Reproduce each of the following entries verbatim, keeping every line unchanged.

● **Data for processing**:
════════

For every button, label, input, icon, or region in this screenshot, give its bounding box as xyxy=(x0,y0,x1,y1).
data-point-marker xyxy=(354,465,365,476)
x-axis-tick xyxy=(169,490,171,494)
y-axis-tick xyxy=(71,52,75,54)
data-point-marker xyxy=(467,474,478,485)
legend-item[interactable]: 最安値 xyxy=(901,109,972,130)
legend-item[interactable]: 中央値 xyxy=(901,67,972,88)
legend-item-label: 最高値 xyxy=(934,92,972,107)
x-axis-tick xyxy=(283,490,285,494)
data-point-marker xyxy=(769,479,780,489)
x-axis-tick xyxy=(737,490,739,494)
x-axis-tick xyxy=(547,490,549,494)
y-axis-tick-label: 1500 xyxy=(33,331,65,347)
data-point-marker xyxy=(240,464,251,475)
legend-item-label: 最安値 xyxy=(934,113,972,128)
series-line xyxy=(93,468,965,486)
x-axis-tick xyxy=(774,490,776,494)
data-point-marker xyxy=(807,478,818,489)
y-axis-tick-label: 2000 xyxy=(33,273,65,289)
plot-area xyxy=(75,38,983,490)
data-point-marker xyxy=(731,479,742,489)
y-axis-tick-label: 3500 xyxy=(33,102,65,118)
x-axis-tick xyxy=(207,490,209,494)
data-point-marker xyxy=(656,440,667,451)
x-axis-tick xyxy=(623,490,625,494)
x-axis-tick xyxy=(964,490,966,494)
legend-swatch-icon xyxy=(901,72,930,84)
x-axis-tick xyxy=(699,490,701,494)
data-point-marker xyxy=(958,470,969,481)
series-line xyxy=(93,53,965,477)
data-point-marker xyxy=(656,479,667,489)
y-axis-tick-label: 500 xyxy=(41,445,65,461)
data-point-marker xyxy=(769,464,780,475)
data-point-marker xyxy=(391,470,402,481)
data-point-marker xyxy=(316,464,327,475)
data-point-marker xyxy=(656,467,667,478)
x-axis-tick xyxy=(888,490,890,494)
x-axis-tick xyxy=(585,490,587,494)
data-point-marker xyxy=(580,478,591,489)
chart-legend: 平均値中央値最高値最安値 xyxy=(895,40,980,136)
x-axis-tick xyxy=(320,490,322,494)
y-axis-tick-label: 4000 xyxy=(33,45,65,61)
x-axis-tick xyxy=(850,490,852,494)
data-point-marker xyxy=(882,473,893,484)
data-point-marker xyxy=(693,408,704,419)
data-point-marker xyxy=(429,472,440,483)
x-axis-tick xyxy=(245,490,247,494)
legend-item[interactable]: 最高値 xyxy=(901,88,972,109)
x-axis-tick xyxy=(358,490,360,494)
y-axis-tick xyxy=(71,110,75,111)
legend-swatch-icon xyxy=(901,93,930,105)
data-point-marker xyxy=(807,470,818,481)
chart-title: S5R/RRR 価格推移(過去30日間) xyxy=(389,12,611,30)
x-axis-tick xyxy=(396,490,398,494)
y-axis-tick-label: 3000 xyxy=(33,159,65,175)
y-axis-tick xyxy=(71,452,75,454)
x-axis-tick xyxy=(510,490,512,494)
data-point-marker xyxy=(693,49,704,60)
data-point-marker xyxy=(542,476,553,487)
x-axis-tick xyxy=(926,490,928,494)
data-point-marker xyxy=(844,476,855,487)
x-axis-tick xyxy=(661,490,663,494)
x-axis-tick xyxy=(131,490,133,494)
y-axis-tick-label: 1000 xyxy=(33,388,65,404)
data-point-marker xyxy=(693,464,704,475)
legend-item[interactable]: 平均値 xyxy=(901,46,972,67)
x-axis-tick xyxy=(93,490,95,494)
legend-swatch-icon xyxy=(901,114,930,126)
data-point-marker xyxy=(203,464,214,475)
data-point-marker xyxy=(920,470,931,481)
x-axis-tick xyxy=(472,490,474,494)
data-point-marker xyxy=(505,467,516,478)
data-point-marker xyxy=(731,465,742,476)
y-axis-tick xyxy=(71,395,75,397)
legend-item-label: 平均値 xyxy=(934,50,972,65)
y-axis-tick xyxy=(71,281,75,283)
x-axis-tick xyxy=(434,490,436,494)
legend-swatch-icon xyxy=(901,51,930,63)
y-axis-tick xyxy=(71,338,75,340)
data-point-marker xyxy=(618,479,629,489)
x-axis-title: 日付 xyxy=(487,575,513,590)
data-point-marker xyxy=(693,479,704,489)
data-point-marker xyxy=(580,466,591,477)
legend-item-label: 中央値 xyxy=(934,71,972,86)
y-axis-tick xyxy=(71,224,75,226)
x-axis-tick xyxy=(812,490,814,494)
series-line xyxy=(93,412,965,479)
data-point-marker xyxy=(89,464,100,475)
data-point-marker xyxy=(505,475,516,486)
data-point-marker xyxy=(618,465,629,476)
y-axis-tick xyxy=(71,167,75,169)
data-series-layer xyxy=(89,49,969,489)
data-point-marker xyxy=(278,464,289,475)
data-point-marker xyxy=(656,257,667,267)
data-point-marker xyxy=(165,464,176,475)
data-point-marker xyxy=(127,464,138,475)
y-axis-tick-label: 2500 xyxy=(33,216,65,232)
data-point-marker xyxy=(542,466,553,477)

════════

● **Reply**:
For every button, label, input, icon, or region in this screenshot, give its bounding box as xyxy=(x0,y0,x1,y1).
data-point-marker xyxy=(354,465,365,476)
x-axis-tick xyxy=(169,490,171,494)
y-axis-tick xyxy=(71,52,75,54)
data-point-marker xyxy=(467,474,478,485)
legend-item[interactable]: 最安値 xyxy=(901,109,972,130)
legend-item[interactable]: 中央値 xyxy=(901,67,972,88)
legend-item-label: 最高値 xyxy=(934,92,972,107)
x-axis-tick xyxy=(283,490,285,494)
data-point-marker xyxy=(769,479,780,489)
x-axis-tick xyxy=(737,490,739,494)
x-axis-tick xyxy=(547,490,549,494)
y-axis-tick-label: 1500 xyxy=(33,331,65,347)
data-point-marker xyxy=(240,464,251,475)
legend-item-label: 最安値 xyxy=(934,113,972,128)
series-line xyxy=(93,468,965,486)
x-axis-tick xyxy=(774,490,776,494)
data-point-marker xyxy=(807,478,818,489)
y-axis-tick-label: 2000 xyxy=(33,273,65,289)
plot-area xyxy=(75,38,983,490)
data-point-marker xyxy=(731,479,742,489)
y-axis-tick-label: 3500 xyxy=(33,102,65,118)
x-axis-tick xyxy=(207,490,209,494)
data-point-marker xyxy=(656,440,667,451)
x-axis-tick xyxy=(623,490,625,494)
x-axis-tick xyxy=(964,490,966,494)
legend-swatch-icon xyxy=(901,72,930,84)
x-axis-tick xyxy=(699,490,701,494)
data-point-marker xyxy=(958,470,969,481)
series-line xyxy=(93,53,965,477)
data-point-marker xyxy=(656,479,667,489)
y-axis-tick-label: 500 xyxy=(41,445,65,461)
data-point-marker xyxy=(769,464,780,475)
data-point-marker xyxy=(391,470,402,481)
data-point-marker xyxy=(316,464,327,475)
data-point-marker xyxy=(656,467,667,478)
x-axis-tick xyxy=(888,490,890,494)
x-axis-tick xyxy=(585,490,587,494)
data-point-marker xyxy=(580,478,591,489)
chart-legend: 平均値中央値最高値最安値 xyxy=(895,40,980,136)
x-axis-tick xyxy=(320,490,322,494)
y-axis-tick-label: 4000 xyxy=(33,45,65,61)
x-axis-tick xyxy=(850,490,852,494)
data-point-marker xyxy=(882,473,893,484)
data-point-marker xyxy=(693,408,704,419)
data-point-marker xyxy=(429,472,440,483)
x-axis-tick xyxy=(245,490,247,494)
legend-item[interactable]: 最高値 xyxy=(901,88,972,109)
x-axis-tick xyxy=(358,490,360,494)
y-axis-tick xyxy=(71,110,75,111)
legend-swatch-icon xyxy=(901,93,930,105)
data-point-marker xyxy=(807,470,818,481)
chart-title: S5R/RRR 価格推移(過去30日間) xyxy=(389,12,611,30)
x-axis-tick xyxy=(396,490,398,494)
y-axis-tick-label: 3000 xyxy=(33,159,65,175)
y-axis-tick xyxy=(71,452,75,454)
x-axis-tick xyxy=(510,490,512,494)
data-point-marker xyxy=(693,49,704,60)
data-point-marker xyxy=(542,476,553,487)
x-axis-tick xyxy=(926,490,928,494)
data-point-marker xyxy=(844,476,855,487)
x-axis-tick xyxy=(661,490,663,494)
x-axis-tick xyxy=(131,490,133,494)
y-axis-tick-label: 1000 xyxy=(33,388,65,404)
data-point-marker xyxy=(693,464,704,475)
legend-item[interactable]: 平均値 xyxy=(901,46,972,67)
x-axis-tick xyxy=(93,490,95,494)
legend-swatch-icon xyxy=(901,114,930,126)
data-point-marker xyxy=(203,464,214,475)
data-point-marker xyxy=(920,470,931,481)
x-axis-tick xyxy=(472,490,474,494)
data-point-marker xyxy=(505,467,516,478)
data-point-marker xyxy=(731,465,742,476)
y-axis-tick xyxy=(71,395,75,397)
legend-item-label: 平均値 xyxy=(934,50,972,65)
y-axis-tick xyxy=(71,281,75,283)
x-axis-tick xyxy=(434,490,436,494)
legend-swatch-icon xyxy=(901,51,930,63)
y-axis-tick xyxy=(71,338,75,340)
data-point-marker xyxy=(618,479,629,489)
x-axis-title: 日付 xyxy=(487,575,513,590)
data-point-marker xyxy=(693,479,704,489)
data-point-marker xyxy=(580,466,591,477)
legend-item-label: 中央値 xyxy=(934,71,972,86)
y-axis-tick xyxy=(71,224,75,226)
x-axis-tick xyxy=(812,490,814,494)
series-line xyxy=(93,412,965,479)
data-point-marker xyxy=(89,464,100,475)
data-point-marker xyxy=(505,475,516,486)
data-point-marker xyxy=(618,465,629,476)
y-axis-tick xyxy=(71,167,75,169)
data-series-layer xyxy=(89,49,969,489)
data-point-marker xyxy=(278,464,289,475)
data-point-marker xyxy=(656,257,667,267)
data-point-marker xyxy=(165,464,176,475)
data-point-marker xyxy=(127,464,138,475)
y-axis-tick-label: 2500 xyxy=(33,216,65,232)
data-point-marker xyxy=(542,466,553,477)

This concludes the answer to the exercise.